• Exercise objective
Give back every line of the data below unchanged, in the same order, with nothing added or left out.

• Exercise inputs

---*---

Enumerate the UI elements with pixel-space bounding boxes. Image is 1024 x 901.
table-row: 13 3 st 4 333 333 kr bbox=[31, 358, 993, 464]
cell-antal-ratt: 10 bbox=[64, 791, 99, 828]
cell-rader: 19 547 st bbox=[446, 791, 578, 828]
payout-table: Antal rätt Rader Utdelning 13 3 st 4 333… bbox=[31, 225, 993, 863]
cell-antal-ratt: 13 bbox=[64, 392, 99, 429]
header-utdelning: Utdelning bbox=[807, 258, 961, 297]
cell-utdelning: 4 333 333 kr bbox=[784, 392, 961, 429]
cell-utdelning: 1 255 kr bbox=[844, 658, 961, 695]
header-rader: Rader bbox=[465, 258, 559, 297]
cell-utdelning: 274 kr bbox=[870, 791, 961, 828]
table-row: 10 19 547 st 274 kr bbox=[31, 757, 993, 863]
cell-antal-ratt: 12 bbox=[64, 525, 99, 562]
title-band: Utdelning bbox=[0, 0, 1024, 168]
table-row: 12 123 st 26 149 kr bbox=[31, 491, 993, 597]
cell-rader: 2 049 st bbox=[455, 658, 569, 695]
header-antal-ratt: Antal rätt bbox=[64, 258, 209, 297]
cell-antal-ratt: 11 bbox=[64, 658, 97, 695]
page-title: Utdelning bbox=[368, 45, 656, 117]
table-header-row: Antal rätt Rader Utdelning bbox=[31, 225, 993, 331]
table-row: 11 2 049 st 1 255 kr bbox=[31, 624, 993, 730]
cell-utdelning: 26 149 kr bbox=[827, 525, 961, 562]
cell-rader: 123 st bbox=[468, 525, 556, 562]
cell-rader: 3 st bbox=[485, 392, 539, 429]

---*---

• Written response
Enumerate the UI elements with pixel-space bounding boxes. Image is 1024 x 901.
table-row: 13 3 st 4 333 333 kr bbox=[31, 358, 993, 464]
cell-antal-ratt: 10 bbox=[64, 791, 99, 828]
cell-rader: 19 547 st bbox=[446, 791, 578, 828]
payout-table: Antal rätt Rader Utdelning 13 3 st 4 333… bbox=[31, 225, 993, 863]
cell-antal-ratt: 13 bbox=[64, 392, 99, 429]
header-utdelning: Utdelning bbox=[807, 258, 961, 297]
cell-utdelning: 4 333 333 kr bbox=[784, 392, 961, 429]
cell-utdelning: 1 255 kr bbox=[844, 658, 961, 695]
header-rader: Rader bbox=[465, 258, 559, 297]
cell-utdelning: 274 kr bbox=[870, 791, 961, 828]
table-row: 10 19 547 st 274 kr bbox=[31, 757, 993, 863]
cell-antal-ratt: 12 bbox=[64, 525, 99, 562]
title-band: Utdelning bbox=[0, 0, 1024, 168]
table-row: 12 123 st 26 149 kr bbox=[31, 491, 993, 597]
cell-rader: 2 049 st bbox=[455, 658, 569, 695]
header-antal-ratt: Antal rätt bbox=[64, 258, 209, 297]
cell-antal-ratt: 11 bbox=[64, 658, 97, 695]
page-title: Utdelning bbox=[368, 45, 656, 117]
table-header-row: Antal rätt Rader Utdelning bbox=[31, 225, 993, 331]
table-row: 11 2 049 st 1 255 kr bbox=[31, 624, 993, 730]
cell-utdelning: 26 149 kr bbox=[827, 525, 961, 562]
cell-rader: 123 st bbox=[468, 525, 556, 562]
cell-rader: 3 st bbox=[485, 392, 539, 429]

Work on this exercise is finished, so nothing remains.